▶ [OBJECTIVE]
The data below must be copied in full and without any change.

[Stored records]
>>>
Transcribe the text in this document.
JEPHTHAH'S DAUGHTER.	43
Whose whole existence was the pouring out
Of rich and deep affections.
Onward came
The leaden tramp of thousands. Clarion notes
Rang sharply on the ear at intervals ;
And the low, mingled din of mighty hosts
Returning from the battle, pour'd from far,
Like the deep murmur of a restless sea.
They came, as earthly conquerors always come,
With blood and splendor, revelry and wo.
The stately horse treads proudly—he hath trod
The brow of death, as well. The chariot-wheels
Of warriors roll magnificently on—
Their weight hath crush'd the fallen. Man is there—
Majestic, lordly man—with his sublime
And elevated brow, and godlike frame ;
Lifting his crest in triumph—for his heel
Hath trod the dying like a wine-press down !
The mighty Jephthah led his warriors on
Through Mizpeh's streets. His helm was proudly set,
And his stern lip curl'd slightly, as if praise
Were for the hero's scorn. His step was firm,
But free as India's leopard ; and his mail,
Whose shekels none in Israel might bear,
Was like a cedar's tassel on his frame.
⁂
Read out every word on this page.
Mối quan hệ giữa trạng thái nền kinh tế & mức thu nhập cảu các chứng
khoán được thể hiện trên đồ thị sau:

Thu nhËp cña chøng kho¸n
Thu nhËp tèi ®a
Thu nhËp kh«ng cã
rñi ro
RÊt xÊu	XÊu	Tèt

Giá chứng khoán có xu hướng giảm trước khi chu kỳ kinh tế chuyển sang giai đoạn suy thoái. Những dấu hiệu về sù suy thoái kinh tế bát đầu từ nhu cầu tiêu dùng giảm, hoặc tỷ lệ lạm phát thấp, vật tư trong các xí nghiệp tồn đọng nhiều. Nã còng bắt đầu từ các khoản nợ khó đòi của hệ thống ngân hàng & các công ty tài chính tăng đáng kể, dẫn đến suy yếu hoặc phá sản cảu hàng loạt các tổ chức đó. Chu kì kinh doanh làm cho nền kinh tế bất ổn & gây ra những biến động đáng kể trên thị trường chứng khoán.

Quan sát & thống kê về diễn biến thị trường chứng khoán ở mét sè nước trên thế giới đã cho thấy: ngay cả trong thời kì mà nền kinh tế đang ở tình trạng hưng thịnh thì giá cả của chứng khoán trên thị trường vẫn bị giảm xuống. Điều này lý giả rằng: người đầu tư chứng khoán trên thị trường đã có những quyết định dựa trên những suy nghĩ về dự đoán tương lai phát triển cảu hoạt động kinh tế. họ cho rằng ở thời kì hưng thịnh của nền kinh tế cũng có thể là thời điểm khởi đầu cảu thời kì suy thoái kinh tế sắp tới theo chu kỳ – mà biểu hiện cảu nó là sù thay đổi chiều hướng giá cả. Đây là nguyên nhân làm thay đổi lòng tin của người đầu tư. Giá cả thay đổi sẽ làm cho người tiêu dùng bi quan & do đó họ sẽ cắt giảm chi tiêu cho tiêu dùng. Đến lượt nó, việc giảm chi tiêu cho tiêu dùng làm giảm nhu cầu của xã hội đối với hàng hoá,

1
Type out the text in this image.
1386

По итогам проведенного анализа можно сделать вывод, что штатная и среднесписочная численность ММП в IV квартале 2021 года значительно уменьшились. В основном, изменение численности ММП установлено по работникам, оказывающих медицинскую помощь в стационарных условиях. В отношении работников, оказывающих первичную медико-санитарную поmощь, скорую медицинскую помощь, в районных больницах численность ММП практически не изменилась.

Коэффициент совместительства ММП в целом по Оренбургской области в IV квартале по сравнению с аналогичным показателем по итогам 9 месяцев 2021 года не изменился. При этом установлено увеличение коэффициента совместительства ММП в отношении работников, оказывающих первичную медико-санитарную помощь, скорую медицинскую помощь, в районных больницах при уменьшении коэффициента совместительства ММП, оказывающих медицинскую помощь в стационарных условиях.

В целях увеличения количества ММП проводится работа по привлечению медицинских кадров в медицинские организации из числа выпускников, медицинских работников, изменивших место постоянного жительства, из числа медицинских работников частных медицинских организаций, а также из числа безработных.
<<<
▶ [RIGHT ANSWER]
Transcribe the text in this document.
JEPHTHAH'S DAUGHTER.	43
Whose whole existence was the pouring out
Of rich and deep affections.
Onward came
The leaden tramp of thousands. Clarion notes
Rang sharply on the ear at intervals ;
And the low, mingled din of mighty hosts
Returning from the battle, pour'd from far,
Like the deep murmur of a restless sea.
They came, as earthly conquerors always come,
With blood and splendor, revelry and wo.
The stately horse treads proudly—he hath trod
The brow of death, as well. The chariot-wheels
Of warriors roll magnificently on—
Their weight hath crush'd the fallen. Man is there—
Majestic, lordly man—with his sublime
And elevated brow, and godlike frame ;
Lifting his crest in triumph—for his heel
Hath trod the dying like a wine-press down !
The mighty Jephthah led his warriors on
Through Mizpeh's streets. His helm was proudly set,
And his stern lip curl'd slightly, as if praise
Were for the hero's scorn. His step was firm,
But free as India's leopard ; and his mail,
Whose shekels none in Israel might bear,
Was like a cedar's tassel on his frame.
⁂
Read out every word on this page.
Mối quan hệ giữa trạng thái nền kinh tế & mức thu nhập cảu các chứng
khoán được thể hiện trên đồ thị sau:

Thu nhËp cña chøng kho¸n
Thu nhËp tèi ®a
Thu nhËp kh«ng cã
rñi ro
RÊt xÊu	XÊu	Tèt

Giá chứng khoán có xu hướng giảm trước khi chu kỳ kinh tế chuyển sang giai đoạn suy thoái. Những dấu hiệu về sù suy thoái kinh tế bát đầu từ nhu cầu tiêu dùng giảm, hoặc tỷ lệ lạm phát thấp, vật tư trong các xí nghiệp tồn đọng nhiều. Nã còng bắt đầu từ các khoản nợ khó đòi của hệ thống ngân hàng & các công ty tài chính tăng đáng kể, dẫn đến suy yếu hoặc phá sản cảu hàng loạt các tổ chức đó. Chu kì kinh doanh làm cho nền kinh tế bất ổn & gây ra những biến động đáng kể trên thị trường chứng khoán.

Quan sát & thống kê về diễn biến thị trường chứng khoán ở mét sè nước trên thế giới đã cho thấy: ngay cả trong thời kì mà nền kinh tế đang ở tình trạng hưng thịnh thì giá cả của chứng khoán trên thị trường vẫn bị giảm xuống. Điều này lý giả rằng: người đầu tư chứng khoán trên thị trường đã có những quyết định dựa trên những suy nghĩ về dự đoán tương lai phát triển cảu hoạt động kinh tế. họ cho rằng ở thời kì hưng thịnh của nền kinh tế cũng có thể là thời điểm khởi đầu cảu thời kì suy thoái kinh tế sắp tới theo chu kỳ – mà biểu hiện cảu nó là sù thay đổi chiều hướng giá cả. Đây là nguyên nhân làm thay đổi lòng tin của người đầu tư. Giá cả thay đổi sẽ làm cho người tiêu dùng bi quan & do đó họ sẽ cắt giảm chi tiêu cho tiêu dùng. Đến lượt nó, việc giảm chi tiêu cho tiêu dùng làm giảm nhu cầu của xã hội đối với hàng hoá,

1
Type out the text in this image.
1386

По итогам проведенного анализа можно сделать вывод, что штатная и среднесписочная численность ММП в IV квартале 2021 года значительно уменьшились. В основном, изменение численности ММП установлено по работникам, оказывающих медицинскую помощь в стационарных условиях. В отношении работников, оказывающих первичную медико-санитарную поmощь, скорую медицинскую помощь, в районных больницах численность ММП практически не изменилась.

Коэффициент совместительства ММП в целом по Оренбургской области в IV квартале по сравнению с аналогичным показателем по итогам 9 месяцев 2021 года не изменился. При этом установлено увеличение коэффициента совместительства ММП в отношении работников, оказывающих первичную медико-санитарную помощь, скорую медицинскую помощь, в районных больницах при уменьшении коэффициента совместительства ММП, оказывающих медицинскую помощь в стационарных условиях.

В целях увеличения количества ММП проводится работа по привлечению медицинских кадров в медицинские организации из числа выпускников, медицинских работников, изменивших место постоянного жительства, из числа медицинских работников частных медицинских организаций, а также из числа безработных.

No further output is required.